# Les consignes
1. Recopiez le passage de la page qui commence par « Le Vieux bleu, c’est » et se termine par « Camillo et Pepone? ».
2. D’après la page, quels personnages sont coulés dans le bronze à Cheratte ? Donnez-les tous.

Quand dans ces années-là, l’idéal régional faisait florès, en dehors de toute mauvaise (arrière-)pensée, et où small était beautifull, Julos Beaucarne en a fait tout un album, et sa pochette un constateur. Les communiqués colombophiles commence avec la voix de Ferdinand, appelant ses pigeons et continue avec des communiqués revisités. Mais on y croise aussi Charles Cros, Gustave Nadaud, Paul Verlaine… et aussi de Léonid Ivanovitch Pliouchtch car déjà il était question d’Ukraine… Comme quoi, la fibre du pays n’empêche ni l’ouverture sur le monde ni la conscience d’être citoyen du Monde…

L’ardennais Jofroi poussait la chanson avec un groupe, les Coulonneux. C’était son premier 33 tours, et tout le monde entonnait Champs la rivière – Faut bâtir une terre, faut s’inventer la vie…
C’était dans l’air du temps des années ’70… Un air du temps qui fleurait le romantisme rimbaldien assumé.
Depuis 1973, François Walthéry, à qui on doit les aventures de Natacha, se faisait un plaisir de conter les aventures du VIEUX BLEU dans SPIROU, inspirées de ses souvenirs d’enfance. Avec la complicité de Raoul Cauvin, on est ramené dans les années ’30, sur la colline de Cheratte, dans une ambiance qui emprunte à Clochemerle, Brescello ou Trignolles.
Le Vieux bleu, c’est un pigeon voyageur, on l’a compris. Ce qui le caractérise: son goût pour la nonchalance, en épicurien contemplatif du monde qu’il est, sachant profiter de la vie et des paysages, alors que Jules, son propriétaire ambitionne de gagner le grand concours de colombophilie d’Angoulême.





Mais d’autres partagent la même ambition: Achille, son meilleur ennemi et même le Curé, qui mettrait bien la main sur le pactole de la victoire… Vous aviez dit Brescello? Don Camillo et Pepone?

Deux albums seront édités – et réédités – à partir de cette série. Et ils seront bientôt édités en Wallon sous le titre Li Vî Bleû, meilleur succès de librairie d’une BD en wallon…
A Cheratte, rue de la Hoignée, au beau milieu du rond point, l’éternité attend le Grand Bleu, Jules, et Le P’tit Bout d’Chique, coulés dans le bronze qu’ils sont par le talent du sculpteur liégeois Roger Lenertz.
Et un rôle dans l’histoire…
Mais le pigeon aura joué, au fil du temps, plus sérieusement, un rôle essentiel dans la communication et la transmission des messages.
Eliminons les mythes qui font remonter sa première présence à Noé: après le déluge, alors que les eaux recouvraient encore la terre, la colombe, qu’il avait lâchée, revint avec un rameau d’olivier.
Il est avéré qu’il est présent dans l’ancienne Egypte, la Grèce Antique et l’Empire Romain, et Charles Martel donne à connaître sa victoire de 732 à Poitiers par des pigeons.
On raconte que Félix Potin avait doté en 1866 ses succursales de pigeons voyageurs pour envoyer les bordereaux de commandes.

# Données enregistrées
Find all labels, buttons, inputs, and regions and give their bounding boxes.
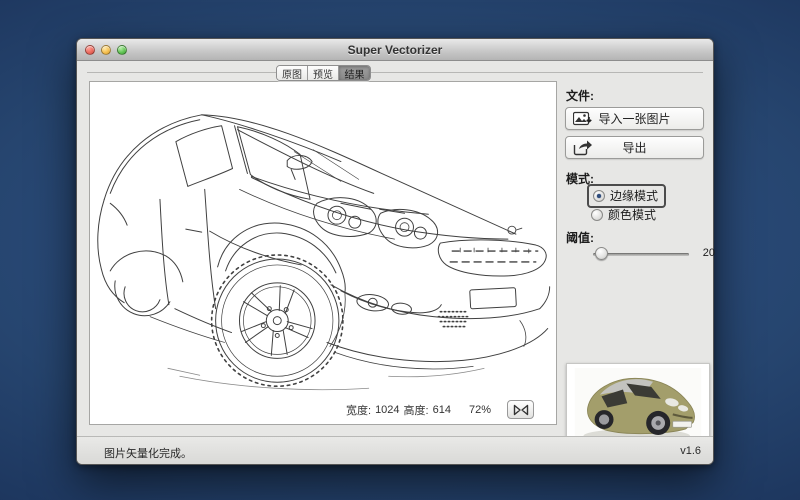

# Les réponses
1.
Le Vieux bleu, c’est un pigeon voyageur, on l’a compris. Ce qui le caractérise: son goût pour la nonchalance, en épicurien contemplatif du monde qu’il est, sachant profiter de la vie et des paysages, alors que Jules, son propriétaire ambitionne de gagner le grand concours de colombophilie d’Angoulême.





Mais d’autres partagent la même ambition: Achille, son meilleur ennemi et même le Curé, qui mettrait bien la main sur le pactole de la victoire… Vous aviez dit Brescello? Don Camillo et Pepone?

2. Le Grand Bleu, Jules et Le P’tit Bout d’Chique.